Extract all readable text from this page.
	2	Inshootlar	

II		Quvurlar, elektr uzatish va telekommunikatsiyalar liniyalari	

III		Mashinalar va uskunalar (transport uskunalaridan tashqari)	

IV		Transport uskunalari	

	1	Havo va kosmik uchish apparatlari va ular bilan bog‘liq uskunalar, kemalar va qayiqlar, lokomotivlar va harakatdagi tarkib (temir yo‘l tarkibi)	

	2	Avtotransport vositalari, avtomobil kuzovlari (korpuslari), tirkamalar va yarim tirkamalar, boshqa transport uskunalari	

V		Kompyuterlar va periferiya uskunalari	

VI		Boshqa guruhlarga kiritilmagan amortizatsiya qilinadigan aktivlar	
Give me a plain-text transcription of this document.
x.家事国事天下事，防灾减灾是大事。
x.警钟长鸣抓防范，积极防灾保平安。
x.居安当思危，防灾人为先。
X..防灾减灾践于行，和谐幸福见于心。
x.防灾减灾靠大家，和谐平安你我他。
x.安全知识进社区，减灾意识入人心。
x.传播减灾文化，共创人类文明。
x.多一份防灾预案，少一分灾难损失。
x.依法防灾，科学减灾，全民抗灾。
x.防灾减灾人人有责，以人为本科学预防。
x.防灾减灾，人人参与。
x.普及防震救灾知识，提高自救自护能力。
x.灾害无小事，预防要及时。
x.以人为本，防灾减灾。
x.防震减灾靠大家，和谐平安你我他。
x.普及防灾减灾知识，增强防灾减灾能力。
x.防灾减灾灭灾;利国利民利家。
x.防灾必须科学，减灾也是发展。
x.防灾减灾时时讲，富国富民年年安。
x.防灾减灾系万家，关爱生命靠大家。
════════
§ **What the task requires**
Using the listing above, show each line holding the string "和谐平安你我他".

§ **Result**
x.防灾减灾靠大家，和谐平安你我他。
x.防震减灾靠大家，和谐平安你我他。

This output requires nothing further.